Please print all of the material below, word for word.

** begin MATERIAL SUPPLIED **

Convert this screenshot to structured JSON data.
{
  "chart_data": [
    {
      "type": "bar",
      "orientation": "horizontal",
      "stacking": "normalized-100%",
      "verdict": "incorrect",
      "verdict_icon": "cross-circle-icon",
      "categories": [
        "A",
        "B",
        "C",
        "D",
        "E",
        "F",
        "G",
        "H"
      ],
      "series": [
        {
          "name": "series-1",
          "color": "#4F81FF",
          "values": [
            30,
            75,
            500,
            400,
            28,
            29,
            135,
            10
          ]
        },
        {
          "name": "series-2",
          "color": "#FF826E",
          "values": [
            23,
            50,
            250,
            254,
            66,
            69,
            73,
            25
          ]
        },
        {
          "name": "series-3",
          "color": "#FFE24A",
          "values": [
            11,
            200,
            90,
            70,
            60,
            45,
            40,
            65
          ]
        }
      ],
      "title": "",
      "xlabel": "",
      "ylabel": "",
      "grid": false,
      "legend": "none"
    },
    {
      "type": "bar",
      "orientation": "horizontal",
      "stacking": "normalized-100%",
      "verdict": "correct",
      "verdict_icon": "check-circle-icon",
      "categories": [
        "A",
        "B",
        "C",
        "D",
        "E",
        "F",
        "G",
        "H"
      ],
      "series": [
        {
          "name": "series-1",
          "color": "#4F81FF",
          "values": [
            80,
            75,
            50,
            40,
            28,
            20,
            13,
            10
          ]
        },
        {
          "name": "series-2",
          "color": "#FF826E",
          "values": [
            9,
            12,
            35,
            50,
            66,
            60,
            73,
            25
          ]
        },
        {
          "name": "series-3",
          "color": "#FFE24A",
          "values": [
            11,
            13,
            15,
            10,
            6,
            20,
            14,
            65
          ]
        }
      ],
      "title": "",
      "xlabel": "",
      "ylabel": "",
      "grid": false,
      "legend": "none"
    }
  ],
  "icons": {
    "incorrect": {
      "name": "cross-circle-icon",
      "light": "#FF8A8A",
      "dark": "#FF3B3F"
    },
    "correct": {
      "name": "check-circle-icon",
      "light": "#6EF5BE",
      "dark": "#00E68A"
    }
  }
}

** end MATERIAL SUPPLIED **

**EXERCISE RESPONSE**
Convert this screenshot to structured JSON data.
{
  "chart_data": [
    {
      "type": "bar",
      "orientation": "horizontal",
      "stacking": "normalized-100%",
      "verdict": "incorrect",
      "verdict_icon": "cross-circle-icon",
      "categories": [
        "A",
        "B",
        "C",
        "D",
        "E",
        "F",
        "G",
        "H"
      ],
      "series": [
        {
          "name": "series-1",
          "color": "#4F81FF",
          "values": [
            30,
            75,
            500,
            400,
            28,
            29,
            135,
            10
          ]
        },
        {
          "name": "series-2",
          "color": "#FF826E",
          "values": [
            23,
            50,
            250,
            254,
            66,
            69,
            73,
            25
          ]
        },
        {
          "name": "series-3",
          "color": "#FFE24A",
          "values": [
            11,
            200,
            90,
            70,
            60,
            45,
            40,
            65
          ]
        }
      ],
      "title": "",
      "xlabel": "",
      "ylabel": "",
      "grid": false,
      "legend": "none"
    },
    {
      "type": "bar",
      "orientation": "horizontal",
      "stacking": "normalized-100%",
      "verdict": "correct",
      "verdict_icon": "check-circle-icon",
      "categories": [
        "A",
        "B",
        "C",
        "D",
        "E",
        "F",
        "G",
        "H"
      ],
      "series": [
        {
          "name": "series-1",
          "color": "#4F81FF",
          "values": [
            80,
            75,
            50,
            40,
            28,
            20,
            13,
            10
          ]
        },
        {
          "name": "series-2",
          "color": "#FF826E",
          "values": [
            9,
            12,
            35,
            50,
            66,
            60,
            73,
            25
          ]
        },
        {
          "name": "series-3",
          "color": "#FFE24A",
          "values": [
            11,
            13,
            15,
            10,
            6,
            20,
            14,
            65
          ]
        }
      ],
      "title": "",
      "xlabel": "",
      "ylabel": "",
      "grid": false,
      "legend": "none"
    }
  ],
  "icons": {
    "incorrect": {
      "name": "cross-circle-icon",
      "light": "#FF8A8A",
      "dark": "#FF3B3F"
    },
    "correct": {
      "name": "check-circle-icon",
      "light": "#6EF5BE",
      "dark": "#00E68A"
    }
  }
}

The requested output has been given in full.